■ **Required action**
Provide only the number of lines in the listing that contain the word "pass".

■ **Material for the task**

__________________________________________________

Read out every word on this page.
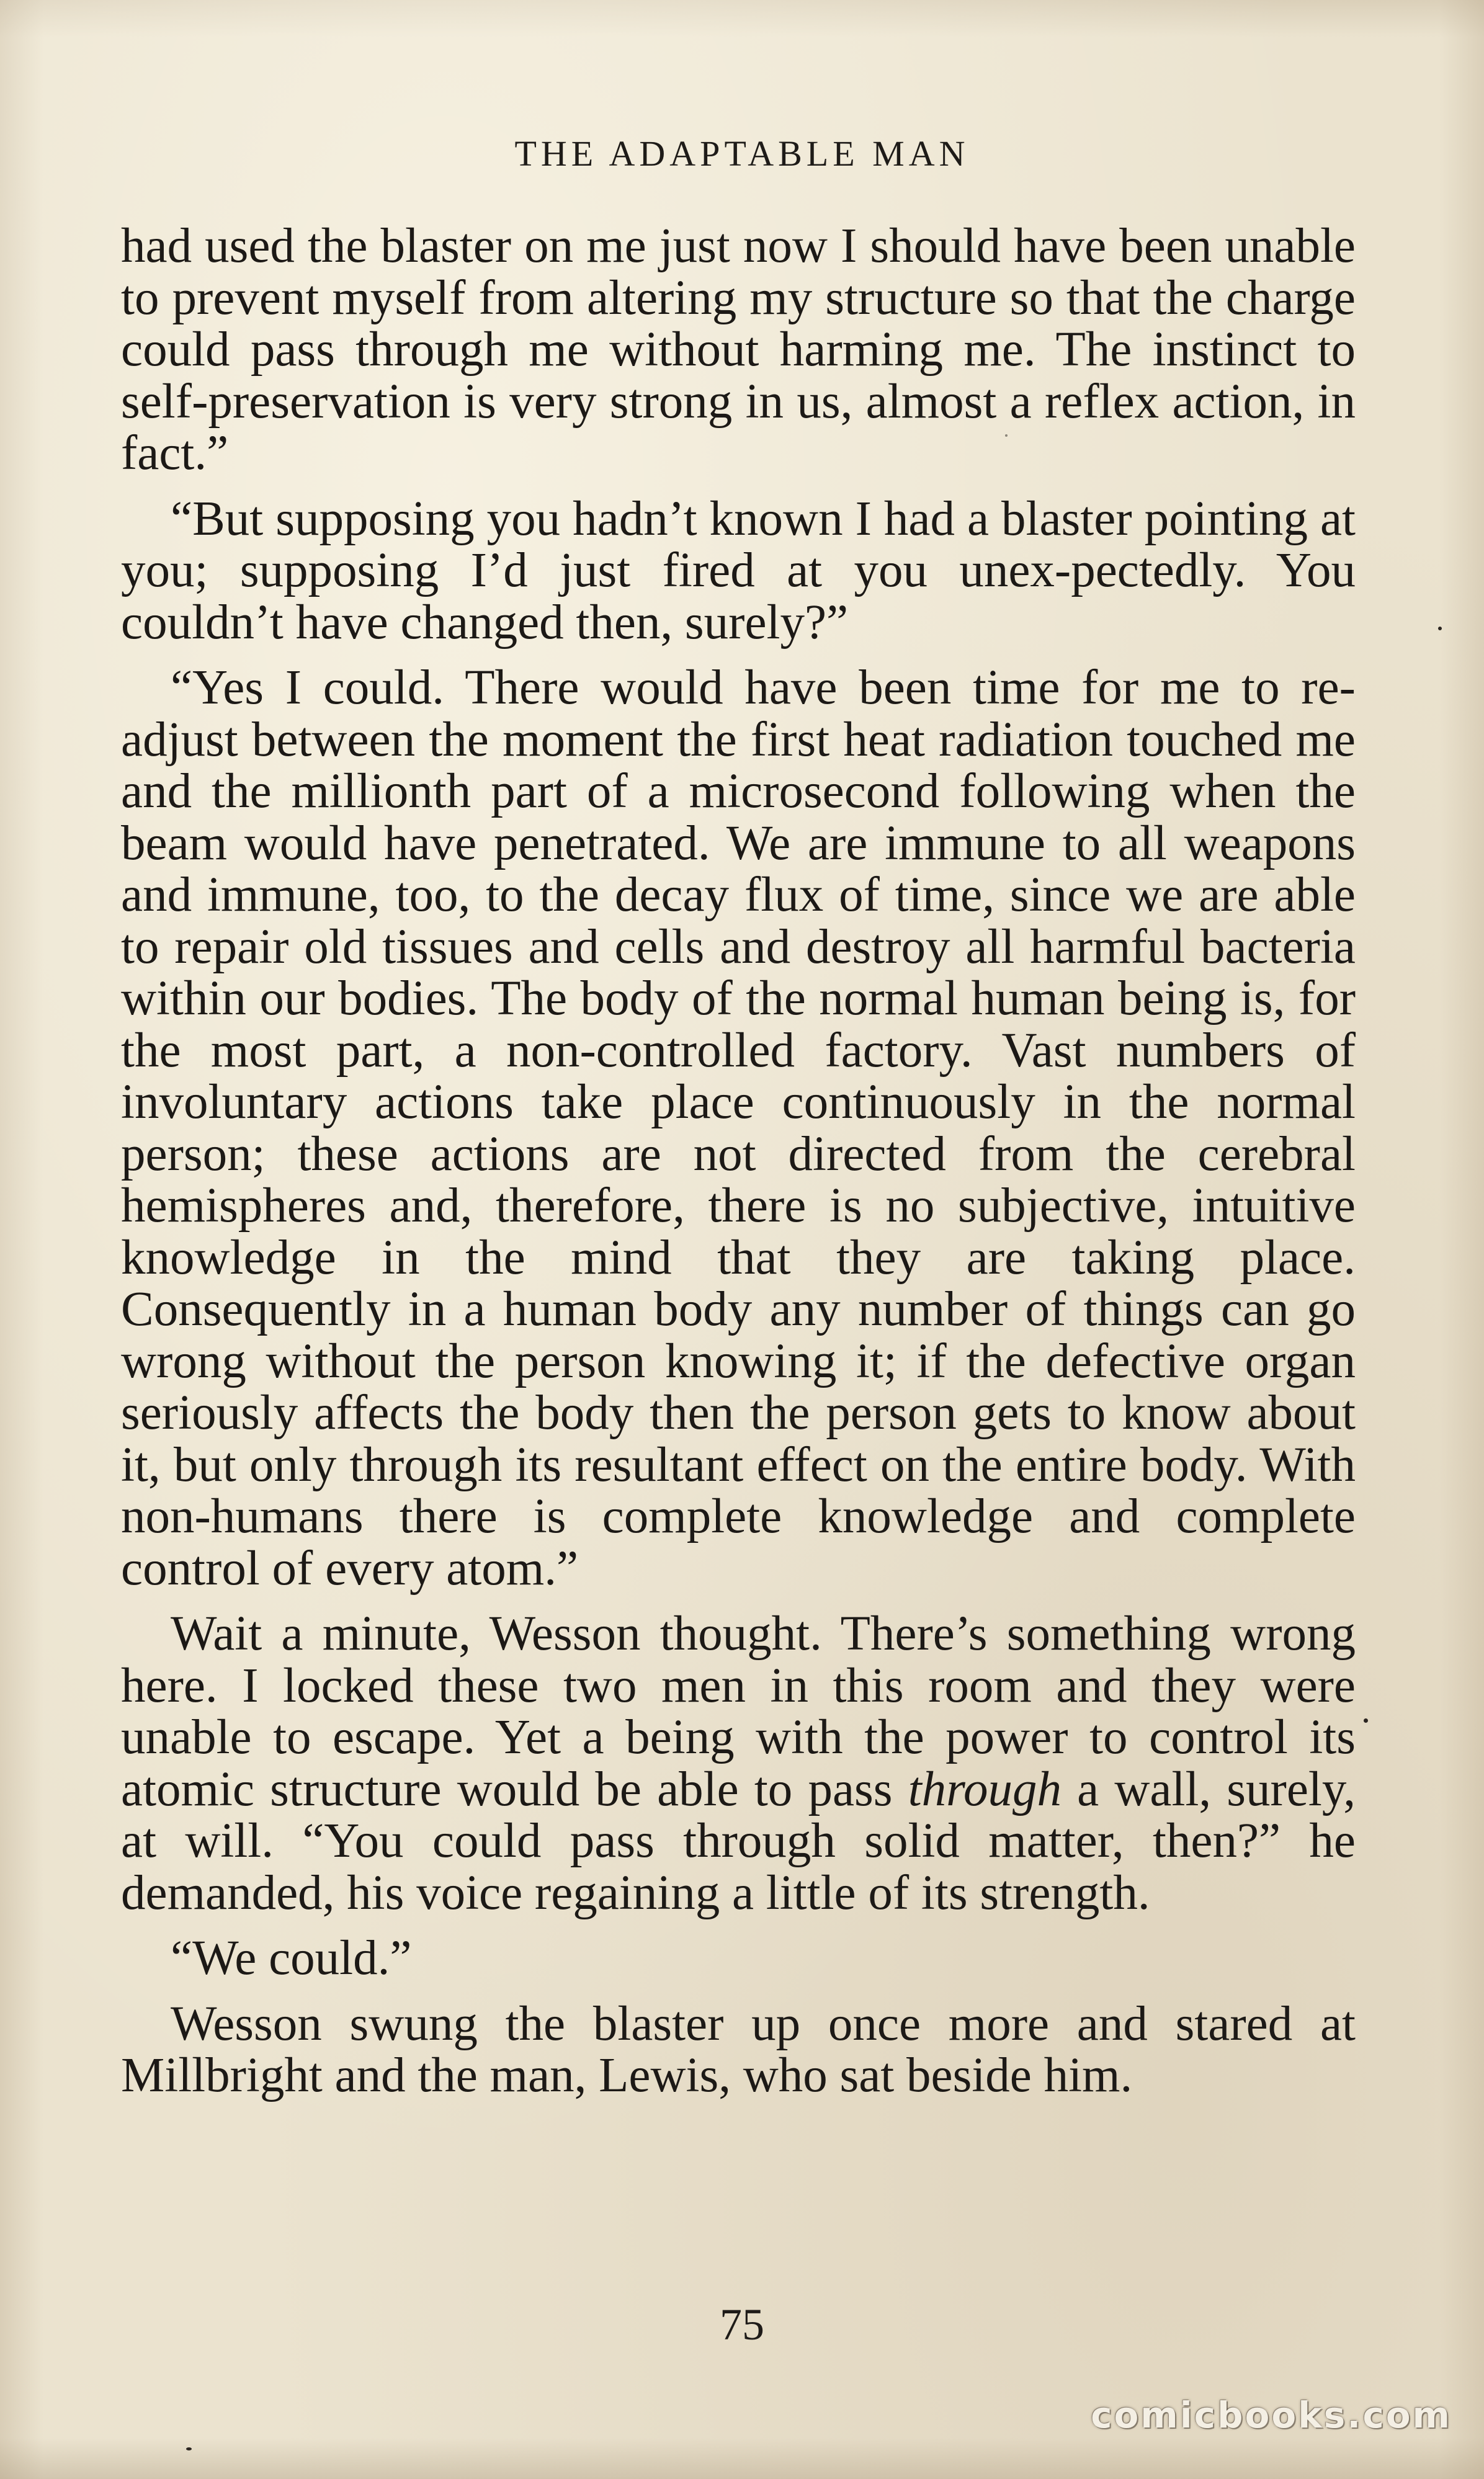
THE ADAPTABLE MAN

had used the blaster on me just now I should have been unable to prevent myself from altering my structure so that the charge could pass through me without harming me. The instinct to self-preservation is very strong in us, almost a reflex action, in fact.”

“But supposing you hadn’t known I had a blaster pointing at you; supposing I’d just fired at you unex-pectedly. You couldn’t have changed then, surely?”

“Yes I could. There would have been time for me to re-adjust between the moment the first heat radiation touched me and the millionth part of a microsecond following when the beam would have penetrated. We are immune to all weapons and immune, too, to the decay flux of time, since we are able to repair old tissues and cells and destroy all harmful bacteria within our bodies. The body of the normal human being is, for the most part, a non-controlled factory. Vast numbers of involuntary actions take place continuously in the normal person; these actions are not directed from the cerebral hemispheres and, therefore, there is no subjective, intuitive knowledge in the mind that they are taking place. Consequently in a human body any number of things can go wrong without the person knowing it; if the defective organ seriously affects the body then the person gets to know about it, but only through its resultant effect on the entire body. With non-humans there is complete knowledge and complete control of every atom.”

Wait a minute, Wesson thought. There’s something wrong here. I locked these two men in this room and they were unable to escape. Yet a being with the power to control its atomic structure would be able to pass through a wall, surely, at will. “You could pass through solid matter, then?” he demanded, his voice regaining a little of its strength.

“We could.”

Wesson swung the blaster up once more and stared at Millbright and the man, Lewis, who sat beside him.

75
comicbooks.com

__________________________________________________

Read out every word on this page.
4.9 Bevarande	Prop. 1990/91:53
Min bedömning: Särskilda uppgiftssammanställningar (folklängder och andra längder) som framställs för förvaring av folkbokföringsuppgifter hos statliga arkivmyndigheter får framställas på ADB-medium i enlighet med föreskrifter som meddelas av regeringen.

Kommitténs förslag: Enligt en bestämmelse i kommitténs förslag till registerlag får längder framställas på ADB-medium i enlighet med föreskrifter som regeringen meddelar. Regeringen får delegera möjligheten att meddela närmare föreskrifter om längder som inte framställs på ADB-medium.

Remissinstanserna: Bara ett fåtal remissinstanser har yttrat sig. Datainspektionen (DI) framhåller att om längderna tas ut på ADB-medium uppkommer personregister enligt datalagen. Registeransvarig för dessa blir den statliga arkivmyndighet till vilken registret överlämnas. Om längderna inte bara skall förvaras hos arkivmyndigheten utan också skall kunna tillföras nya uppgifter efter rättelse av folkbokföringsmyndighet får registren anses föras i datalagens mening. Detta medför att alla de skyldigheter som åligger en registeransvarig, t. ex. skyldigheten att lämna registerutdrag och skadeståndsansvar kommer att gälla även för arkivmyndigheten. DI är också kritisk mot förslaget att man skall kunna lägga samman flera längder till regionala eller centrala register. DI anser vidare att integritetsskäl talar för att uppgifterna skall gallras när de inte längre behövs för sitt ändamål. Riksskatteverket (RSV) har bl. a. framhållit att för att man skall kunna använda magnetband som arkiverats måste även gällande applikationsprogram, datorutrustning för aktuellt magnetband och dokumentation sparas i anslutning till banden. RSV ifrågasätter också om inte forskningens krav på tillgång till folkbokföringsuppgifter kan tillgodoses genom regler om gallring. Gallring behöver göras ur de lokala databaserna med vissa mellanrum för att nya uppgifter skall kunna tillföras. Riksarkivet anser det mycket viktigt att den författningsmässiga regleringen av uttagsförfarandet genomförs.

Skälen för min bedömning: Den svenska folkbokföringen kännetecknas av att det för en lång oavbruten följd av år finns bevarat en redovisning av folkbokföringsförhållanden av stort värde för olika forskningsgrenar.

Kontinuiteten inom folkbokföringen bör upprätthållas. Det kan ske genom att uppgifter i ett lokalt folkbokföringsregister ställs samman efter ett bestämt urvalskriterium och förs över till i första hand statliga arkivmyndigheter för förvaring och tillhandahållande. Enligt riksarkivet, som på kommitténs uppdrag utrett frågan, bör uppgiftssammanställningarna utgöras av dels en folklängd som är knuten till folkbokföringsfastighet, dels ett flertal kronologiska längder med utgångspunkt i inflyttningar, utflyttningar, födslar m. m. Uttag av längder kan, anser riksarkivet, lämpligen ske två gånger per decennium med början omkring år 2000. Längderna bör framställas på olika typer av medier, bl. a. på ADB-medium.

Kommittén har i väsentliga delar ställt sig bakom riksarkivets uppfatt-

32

__________________________________________________

■ **Result for this task**
2